[Direction]: Transcribe each line exactly.

[Given data]:
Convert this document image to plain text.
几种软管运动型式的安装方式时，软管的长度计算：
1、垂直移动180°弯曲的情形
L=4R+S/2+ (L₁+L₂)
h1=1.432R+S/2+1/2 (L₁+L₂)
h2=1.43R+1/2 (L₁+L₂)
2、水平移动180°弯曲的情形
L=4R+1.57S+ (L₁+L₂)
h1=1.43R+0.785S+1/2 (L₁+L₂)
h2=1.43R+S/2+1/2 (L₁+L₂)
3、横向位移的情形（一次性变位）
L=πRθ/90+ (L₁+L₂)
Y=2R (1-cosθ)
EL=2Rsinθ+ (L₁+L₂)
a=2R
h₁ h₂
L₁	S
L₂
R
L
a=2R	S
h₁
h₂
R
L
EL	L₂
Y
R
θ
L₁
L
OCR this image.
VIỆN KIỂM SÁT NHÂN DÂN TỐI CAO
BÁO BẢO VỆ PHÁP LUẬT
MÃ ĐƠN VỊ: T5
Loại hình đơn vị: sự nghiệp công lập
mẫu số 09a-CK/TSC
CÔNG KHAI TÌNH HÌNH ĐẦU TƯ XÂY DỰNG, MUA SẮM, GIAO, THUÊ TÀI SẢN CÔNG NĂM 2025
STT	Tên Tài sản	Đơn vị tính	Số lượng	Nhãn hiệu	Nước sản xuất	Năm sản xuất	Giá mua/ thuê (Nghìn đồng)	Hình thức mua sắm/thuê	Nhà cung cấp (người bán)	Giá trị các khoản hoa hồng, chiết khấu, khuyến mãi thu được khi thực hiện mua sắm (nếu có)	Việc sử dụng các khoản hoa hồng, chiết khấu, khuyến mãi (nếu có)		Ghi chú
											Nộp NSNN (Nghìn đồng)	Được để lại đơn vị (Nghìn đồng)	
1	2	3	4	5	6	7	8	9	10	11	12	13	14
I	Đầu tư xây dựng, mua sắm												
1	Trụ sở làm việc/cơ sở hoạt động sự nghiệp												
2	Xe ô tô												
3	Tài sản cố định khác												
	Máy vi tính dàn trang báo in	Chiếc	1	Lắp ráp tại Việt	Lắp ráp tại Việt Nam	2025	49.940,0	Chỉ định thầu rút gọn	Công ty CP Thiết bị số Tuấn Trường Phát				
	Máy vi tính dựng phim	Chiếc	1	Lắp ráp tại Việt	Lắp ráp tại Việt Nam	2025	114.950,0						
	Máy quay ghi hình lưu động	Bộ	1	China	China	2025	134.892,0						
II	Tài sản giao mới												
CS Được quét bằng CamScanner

[Exercise solution]:
Convert this document image to plain text.
几种软管运动型式的安装方式时，软管的长度计算：
1、垂直移动180°弯曲的情形
L=4R+S/2+ (L₁+L₂)
h1=1.432R+S/2+1/2 (L₁+L₂)
h2=1.43R+1/2 (L₁+L₂)
2、水平移动180°弯曲的情形
L=4R+1.57S+ (L₁+L₂)
h1=1.43R+0.785S+1/2 (L₁+L₂)
h2=1.43R+S/2+1/2 (L₁+L₂)
3、横向位移的情形（一次性变位）
L=πRθ/90+ (L₁+L₂)
Y=2R (1-cosθ)
EL=2Rsinθ+ (L₁+L₂)
a=2R
h₁ h₂
L₁	S
L₂
R
L
a=2R	S
h₁
h₂
R
L
EL	L₂
Y
R
θ
L₁
L
OCR this image.
VIỆN KIỂM SÁT NHÂN DÂN TỐI CAO
BÁO BẢO VỆ PHÁP LUẬT
MÃ ĐƠN VỊ: T5
Loại hình đơn vị: sự nghiệp công lập
mẫu số 09a-CK/TSC
CÔNG KHAI TÌNH HÌNH ĐẦU TƯ XÂY DỰNG, MUA SẮM, GIAO, THUÊ TÀI SẢN CÔNG NĂM 2025
STT	Tên Tài sản	Đơn vị tính	Số lượng	Nhãn hiệu	Nước sản xuất	Năm sản xuất	Giá mua/ thuê (Nghìn đồng)	Hình thức mua sắm/thuê	Nhà cung cấp (người bán)	Giá trị các khoản hoa hồng, chiết khấu, khuyến mãi thu được khi thực hiện mua sắm (nếu có)	Việc sử dụng các khoản hoa hồng, chiết khấu, khuyến mãi (nếu có)		Ghi chú
											Nộp NSNN (Nghìn đồng)	Được để lại đơn vị (Nghìn đồng)	
1	2	3	4	5	6	7	8	9	10	11	12	13	14
I	Đầu tư xây dựng, mua sắm												
1	Trụ sở làm việc/cơ sở hoạt động sự nghiệp												
2	Xe ô tô												
3	Tài sản cố định khác												
	Máy vi tính dàn trang báo in	Chiếc	1	Lắp ráp tại Việt	Lắp ráp tại Việt Nam	2025	49.940,0	Chỉ định thầu rút gọn	Công ty CP Thiết bị số Tuấn Trường Phát				
	Máy vi tính dựng phim	Chiếc	1	Lắp ráp tại Việt	Lắp ráp tại Việt Nam	2025	114.950,0						
	Máy quay ghi hình lưu động	Bộ	1	China	China	2025	134.892,0						
II	Tài sản giao mới												
CS Được quét bằng CamScanner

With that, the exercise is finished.